Set problem>
Restate each line word for word. Leave out every picture.

Provided material>
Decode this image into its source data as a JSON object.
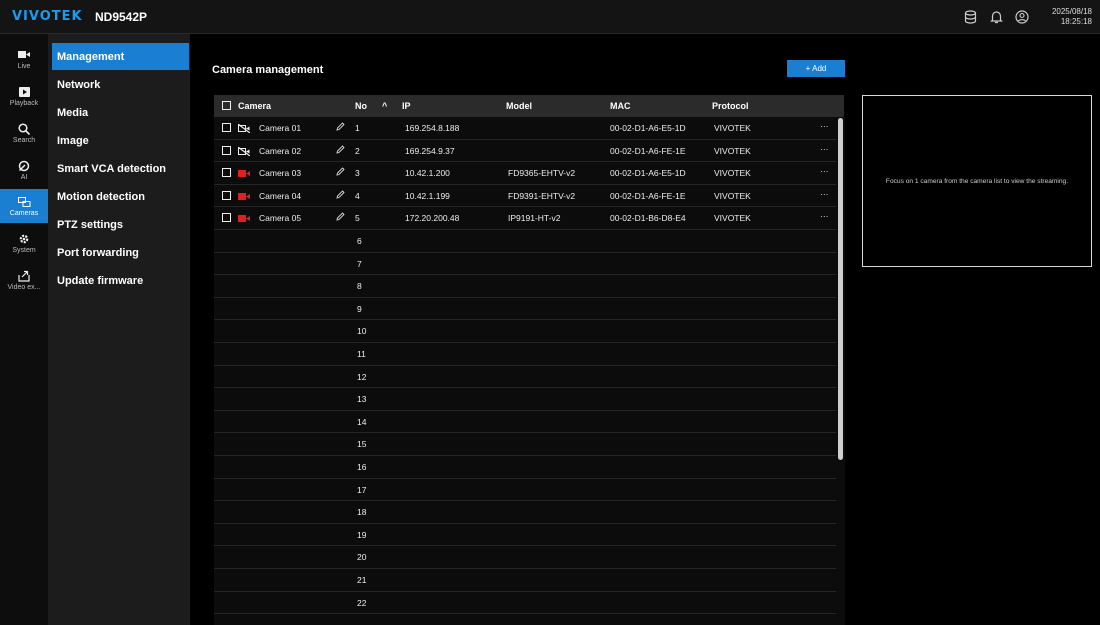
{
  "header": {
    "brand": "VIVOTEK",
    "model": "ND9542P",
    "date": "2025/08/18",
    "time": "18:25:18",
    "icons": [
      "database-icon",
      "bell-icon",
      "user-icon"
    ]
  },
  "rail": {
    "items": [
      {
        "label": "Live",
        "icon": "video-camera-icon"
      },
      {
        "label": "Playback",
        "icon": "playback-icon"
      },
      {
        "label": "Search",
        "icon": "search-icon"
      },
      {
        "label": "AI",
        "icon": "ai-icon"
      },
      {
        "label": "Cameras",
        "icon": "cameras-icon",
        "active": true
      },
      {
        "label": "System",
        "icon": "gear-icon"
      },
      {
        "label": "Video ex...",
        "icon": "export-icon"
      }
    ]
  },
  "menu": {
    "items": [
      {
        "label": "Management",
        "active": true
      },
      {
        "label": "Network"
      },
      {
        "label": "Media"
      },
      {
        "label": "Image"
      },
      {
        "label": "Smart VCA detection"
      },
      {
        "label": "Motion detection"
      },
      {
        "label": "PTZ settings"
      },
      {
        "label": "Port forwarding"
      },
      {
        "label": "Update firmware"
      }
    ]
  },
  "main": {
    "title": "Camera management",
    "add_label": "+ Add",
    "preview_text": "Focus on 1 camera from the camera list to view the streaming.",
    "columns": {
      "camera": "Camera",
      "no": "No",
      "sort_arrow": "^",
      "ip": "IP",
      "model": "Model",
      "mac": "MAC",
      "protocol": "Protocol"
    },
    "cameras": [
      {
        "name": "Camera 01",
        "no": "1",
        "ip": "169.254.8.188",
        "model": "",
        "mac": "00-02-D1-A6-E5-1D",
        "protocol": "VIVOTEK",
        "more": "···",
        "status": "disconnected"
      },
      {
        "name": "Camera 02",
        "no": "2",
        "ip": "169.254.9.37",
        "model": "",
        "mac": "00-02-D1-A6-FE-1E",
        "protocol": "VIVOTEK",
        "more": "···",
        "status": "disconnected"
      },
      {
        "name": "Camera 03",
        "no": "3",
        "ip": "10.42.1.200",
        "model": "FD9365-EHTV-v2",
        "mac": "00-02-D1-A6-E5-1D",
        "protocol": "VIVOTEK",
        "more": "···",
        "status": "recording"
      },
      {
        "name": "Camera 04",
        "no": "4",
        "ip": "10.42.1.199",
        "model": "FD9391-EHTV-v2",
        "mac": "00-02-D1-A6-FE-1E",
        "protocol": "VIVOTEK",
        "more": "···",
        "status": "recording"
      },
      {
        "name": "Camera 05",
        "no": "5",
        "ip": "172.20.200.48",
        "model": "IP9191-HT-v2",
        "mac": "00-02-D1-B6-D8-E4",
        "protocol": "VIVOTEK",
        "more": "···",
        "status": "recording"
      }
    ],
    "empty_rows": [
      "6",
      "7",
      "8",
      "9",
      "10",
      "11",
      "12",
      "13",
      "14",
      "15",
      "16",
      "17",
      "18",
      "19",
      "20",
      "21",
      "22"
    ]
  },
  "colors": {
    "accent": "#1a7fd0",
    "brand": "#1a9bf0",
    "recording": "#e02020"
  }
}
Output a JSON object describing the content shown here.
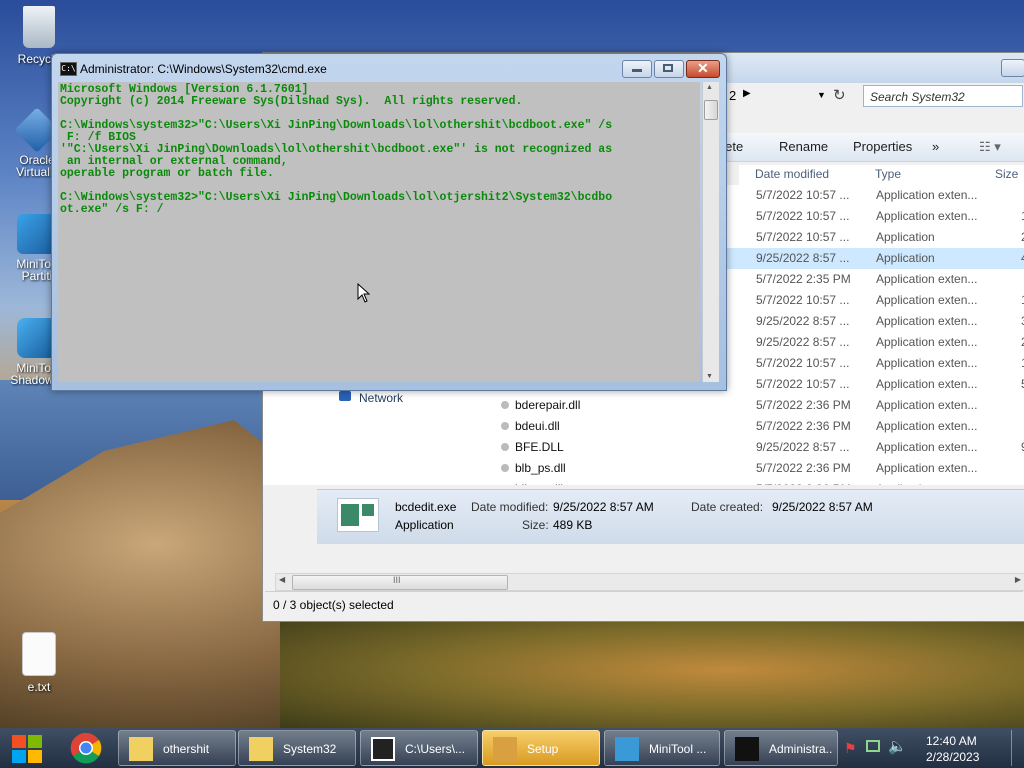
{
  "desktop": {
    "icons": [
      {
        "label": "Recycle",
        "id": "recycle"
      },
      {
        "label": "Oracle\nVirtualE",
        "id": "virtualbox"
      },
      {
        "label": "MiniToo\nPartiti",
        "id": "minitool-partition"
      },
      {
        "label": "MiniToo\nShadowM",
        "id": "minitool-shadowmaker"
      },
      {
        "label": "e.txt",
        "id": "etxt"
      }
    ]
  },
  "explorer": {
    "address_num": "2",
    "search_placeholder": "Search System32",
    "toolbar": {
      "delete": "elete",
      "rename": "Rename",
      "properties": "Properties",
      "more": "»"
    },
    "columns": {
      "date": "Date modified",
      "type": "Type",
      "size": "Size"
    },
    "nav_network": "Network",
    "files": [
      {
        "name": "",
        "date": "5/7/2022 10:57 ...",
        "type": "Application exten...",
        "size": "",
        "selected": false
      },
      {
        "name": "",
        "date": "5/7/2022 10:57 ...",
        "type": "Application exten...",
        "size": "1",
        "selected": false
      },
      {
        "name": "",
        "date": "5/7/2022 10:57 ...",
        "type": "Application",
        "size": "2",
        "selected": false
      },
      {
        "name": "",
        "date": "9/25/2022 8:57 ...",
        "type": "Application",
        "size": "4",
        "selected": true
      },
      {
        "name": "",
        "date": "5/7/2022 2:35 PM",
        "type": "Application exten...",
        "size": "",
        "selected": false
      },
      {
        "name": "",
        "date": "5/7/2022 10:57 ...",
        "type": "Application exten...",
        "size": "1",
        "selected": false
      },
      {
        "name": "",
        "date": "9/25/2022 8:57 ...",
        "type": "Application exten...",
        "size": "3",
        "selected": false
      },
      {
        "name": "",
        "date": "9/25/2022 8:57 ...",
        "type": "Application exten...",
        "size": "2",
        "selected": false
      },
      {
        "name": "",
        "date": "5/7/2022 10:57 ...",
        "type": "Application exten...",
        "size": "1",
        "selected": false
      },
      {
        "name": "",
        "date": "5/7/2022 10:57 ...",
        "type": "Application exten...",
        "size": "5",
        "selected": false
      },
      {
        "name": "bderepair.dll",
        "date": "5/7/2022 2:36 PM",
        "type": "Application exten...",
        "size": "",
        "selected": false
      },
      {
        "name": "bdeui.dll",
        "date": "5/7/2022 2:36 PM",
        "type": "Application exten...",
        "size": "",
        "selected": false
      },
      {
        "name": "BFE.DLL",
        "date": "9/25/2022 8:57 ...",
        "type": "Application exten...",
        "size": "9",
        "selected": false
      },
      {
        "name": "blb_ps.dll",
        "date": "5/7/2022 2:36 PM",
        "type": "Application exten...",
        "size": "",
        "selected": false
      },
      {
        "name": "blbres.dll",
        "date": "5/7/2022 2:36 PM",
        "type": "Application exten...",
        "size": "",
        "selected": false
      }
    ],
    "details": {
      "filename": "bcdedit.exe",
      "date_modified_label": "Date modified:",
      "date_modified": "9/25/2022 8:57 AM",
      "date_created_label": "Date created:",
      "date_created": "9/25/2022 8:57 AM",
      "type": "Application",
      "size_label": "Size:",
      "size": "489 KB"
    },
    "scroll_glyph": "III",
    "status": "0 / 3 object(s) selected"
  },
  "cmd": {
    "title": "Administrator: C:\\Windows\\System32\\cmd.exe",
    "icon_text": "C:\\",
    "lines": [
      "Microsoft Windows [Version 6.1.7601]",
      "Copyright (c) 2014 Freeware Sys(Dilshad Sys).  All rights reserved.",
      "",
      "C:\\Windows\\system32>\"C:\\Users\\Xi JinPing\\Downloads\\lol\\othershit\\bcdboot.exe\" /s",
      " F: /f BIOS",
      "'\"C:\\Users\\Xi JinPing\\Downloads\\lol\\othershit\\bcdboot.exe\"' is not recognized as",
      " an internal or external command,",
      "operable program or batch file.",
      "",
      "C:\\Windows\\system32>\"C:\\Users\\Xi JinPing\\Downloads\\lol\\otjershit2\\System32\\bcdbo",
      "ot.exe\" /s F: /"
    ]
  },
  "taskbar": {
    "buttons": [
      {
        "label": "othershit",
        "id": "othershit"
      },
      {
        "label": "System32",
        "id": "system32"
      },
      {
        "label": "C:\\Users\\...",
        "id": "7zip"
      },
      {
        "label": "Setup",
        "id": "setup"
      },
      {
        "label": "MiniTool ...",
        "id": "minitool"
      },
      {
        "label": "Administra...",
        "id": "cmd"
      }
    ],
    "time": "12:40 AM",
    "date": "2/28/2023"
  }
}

Full response>
Decode this image into its source data as a JSON object.
{
  "header": {
    "brand": "VIVOTEK",
    "model": "ND9542P",
    "date": "2025/08/18",
    "time": "18:25:18",
    "icons": [
      "database-icon",
      "bell-icon",
      "user-icon"
    ]
  },
  "rail": {
    "items": [
      {
        "label": "Live",
        "icon": "video-camera-icon"
      },
      {
        "label": "Playback",
        "icon": "playback-icon"
      },
      {
        "label": "Search",
        "icon": "search-icon"
      },
      {
        "label": "AI",
        "icon": "ai-icon"
      },
      {
        "label": "Cameras",
        "icon": "cameras-icon",
        "active": true
      },
      {
        "label": "System",
        "icon": "gear-icon"
      },
      {
        "label": "Video ex...",
        "icon": "export-icon"
      }
    ]
  },
  "menu": {
    "items": [
      {
        "label": "Management",
        "active": true
      },
      {
        "label": "Network"
      },
      {
        "label": "Media"
      },
      {
        "label": "Image"
      },
      {
        "label": "Smart VCA detection"
      },
      {
        "label": "Motion detection"
      },
      {
        "label": "PTZ settings"
      },
      {
        "label": "Port forwarding"
      },
      {
        "label": "Update firmware"
      }
    ]
  },
  "main": {
    "title": "Camera management",
    "add_label": "+ Add",
    "preview_text": "Focus on 1 camera from the camera list to view the streaming.",
    "columns": {
      "camera": "Camera",
      "no": "No",
      "sort_arrow": "^",
      "ip": "IP",
      "model": "Model",
      "mac": "MAC",
      "protocol": "Protocol"
    },
    "cameras": [
      {
        "name": "Camera 01",
        "no": "1",
        "ip": "169.254.8.188",
        "model": "",
        "mac": "00-02-D1-A6-E5-1D",
        "protocol": "VIVOTEK",
        "more": "···",
        "status": "disconnected"
      },
      {
        "name": "Camera 02",
        "no": "2",
        "ip": "169.254.9.37",
        "model": "",
        "mac": "00-02-D1-A6-FE-1E",
        "protocol": "VIVOTEK",
        "more": "···",
        "status": "disconnected"
      },
      {
        "name": "Camera 03",
        "no": "3",
        "ip": "10.42.1.200",
        "model": "FD9365-EHTV-v2",
        "mac": "00-02-D1-A6-E5-1D",
        "protocol": "VIVOTEK",
        "more": "···",
        "status": "recording"
      },
      {
        "name": "Camera 04",
        "no": "4",
        "ip": "10.42.1.199",
        "model": "FD9391-EHTV-v2",
        "mac": "00-02-D1-A6-FE-1E",
        "protocol": "VIVOTEK",
        "more": "···",
        "status": "recording"
      },
      {
        "name": "Camera 05",
        "no": "5",
        "ip": "172.20.200.48",
        "model": "IP9191-HT-v2",
        "mac": "00-02-D1-B6-D8-E4",
        "protocol": "VIVOTEK",
        "more": "···",
        "status": "recording"
      }
    ],
    "empty_rows": [
      "6",
      "7",
      "8",
      "9",
      "10",
      "11",
      "12",
      "13",
      "14",
      "15",
      "16",
      "17",
      "18",
      "19",
      "20",
      "21",
      "22"
    ]
  },
  "colors": {
    "accent": "#1a7fd0",
    "brand": "#1a9bf0",
    "recording": "#e02020"
  }
}
Output a JSON object describing the content shown here.
{
  "desktop": {
    "icons": [
      {
        "label": "Recycle",
        "id": "recycle"
      },
      {
        "label": "Oracle\nVirtualE",
        "id": "virtualbox"
      },
      {
        "label": "MiniToo\nPartiti",
        "id": "minitool-partition"
      },
      {
        "label": "MiniToo\nShadowM",
        "id": "minitool-shadowmaker"
      },
      {
        "label": "e.txt",
        "id": "etxt"
      }
    ]
  },
  "explorer": {
    "address_num": "2",
    "search_placeholder": "Search System32",
    "toolbar": {
      "delete": "elete",
      "rename": "Rename",
      "properties": "Properties",
      "more": "»"
    },
    "columns": {
      "date": "Date modified",
      "type": "Type",
      "size": "Size"
    },
    "nav_network": "Network",
    "files": [
      {
        "name": "",
        "date": "5/7/2022 10:57 ...",
        "type": "Application exten...",
        "size": "",
        "selected": false
      },
      {
        "name": "",
        "date": "5/7/2022 10:57 ...",
        "type": "Application exten...",
        "size": "1",
        "selected": false
      },
      {
        "name": "",
        "date": "5/7/2022 10:57 ...",
        "type": "Application",
        "size": "2",
        "selected": false
      },
      {
        "name": "",
        "date": "9/25/2022 8:57 ...",
        "type": "Application",
        "size": "4",
        "selected": true
      },
      {
        "name": "",
        "date": "5/7/2022 2:35 PM",
        "type": "Application exten...",
        "size": "",
        "selected": false
      },
      {
        "name": "",
        "date": "5/7/2022 10:57 ...",
        "type": "Application exten...",
        "size": "1",
        "selected": false
      },
      {
        "name": "",
        "date": "9/25/2022 8:57 ...",
        "type": "Application exten...",
        "size": "3",
        "selected": false
      },
      {
        "name": "",
        "date": "9/25/2022 8:57 ...",
        "type": "Application exten...",
        "size": "2",
        "selected": false
      },
      {
        "name": "",
        "date": "5/7/2022 10:57 ...",
        "type": "Application exten...",
        "size": "1",
        "selected": false
      },
      {
        "name": "",
        "date": "5/7/2022 10:57 ...",
        "type": "Application exten...",
        "size": "5",
        "selected": false
      },
      {
        "name": "bderepair.dll",
        "date": "5/7/2022 2:36 PM",
        "type": "Application exten...",
        "size": "",
        "selected": false
      },
      {
        "name": "bdeui.dll",
        "date": "5/7/2022 2:36 PM",
        "type": "Application exten...",
        "size": "",
        "selected": false
      },
      {
        "name": "BFE.DLL",
        "date": "9/25/2022 8:57 ...",
        "type": "Application exten...",
        "size": "9",
        "selected": false
      },
      {
        "name": "blb_ps.dll",
        "date": "5/7/2022 2:36 PM",
        "type": "Application exten...",
        "size": "",
        "selected": false
      },
      {
        "name": "blbres.dll",
        "date": "5/7/2022 2:36 PM",
        "type": "Application exten...",
        "size": "",
        "selected": false
      }
    ],
    "details": {
      "filename": "bcdedit.exe",
      "date_modified_label": "Date modified:",
      "date_modified": "9/25/2022 8:57 AM",
      "date_created_label": "Date created:",
      "date_created": "9/25/2022 8:57 AM",
      "type": "Application",
      "size_label": "Size:",
      "size": "489 KB"
    },
    "scroll_glyph": "III",
    "status": "0 / 3 object(s) selected"
  },
  "cmd": {
    "title": "Administrator: C:\\Windows\\System32\\cmd.exe",
    "icon_text": "C:\\",
    "lines": [
      "Microsoft Windows [Version 6.1.7601]",
      "Copyright (c) 2014 Freeware Sys(Dilshad Sys).  All rights reserved.",
      "",
      "C:\\Windows\\system32>\"C:\\Users\\Xi JinPing\\Downloads\\lol\\othershit\\bcdboot.exe\" /s",
      " F: /f BIOS",
      "'\"C:\\Users\\Xi JinPing\\Downloads\\lol\\othershit\\bcdboot.exe\"' is not recognized as",
      " an internal or external command,",
      "operable program or batch file.",
      "",
      "C:\\Windows\\system32>\"C:\\Users\\Xi JinPing\\Downloads\\lol\\otjershit2\\System32\\bcdbo",
      "ot.exe\" /s F: /"
    ]
  },
  "taskbar": {
    "buttons": [
      {
        "label": "othershit",
        "id": "othershit"
      },
      {
        "label": "System32",
        "id": "system32"
      },
      {
        "label": "C:\\Users\\...",
        "id": "7zip"
      },
      {
        "label": "Setup",
        "id": "setup"
      },
      {
        "label": "MiniTool ...",
        "id": "minitool"
      },
      {
        "label": "Administra...",
        "id": "cmd"
      }
    ],
    "time": "12:40 AM",
    "date": "2/28/2023"
  }
}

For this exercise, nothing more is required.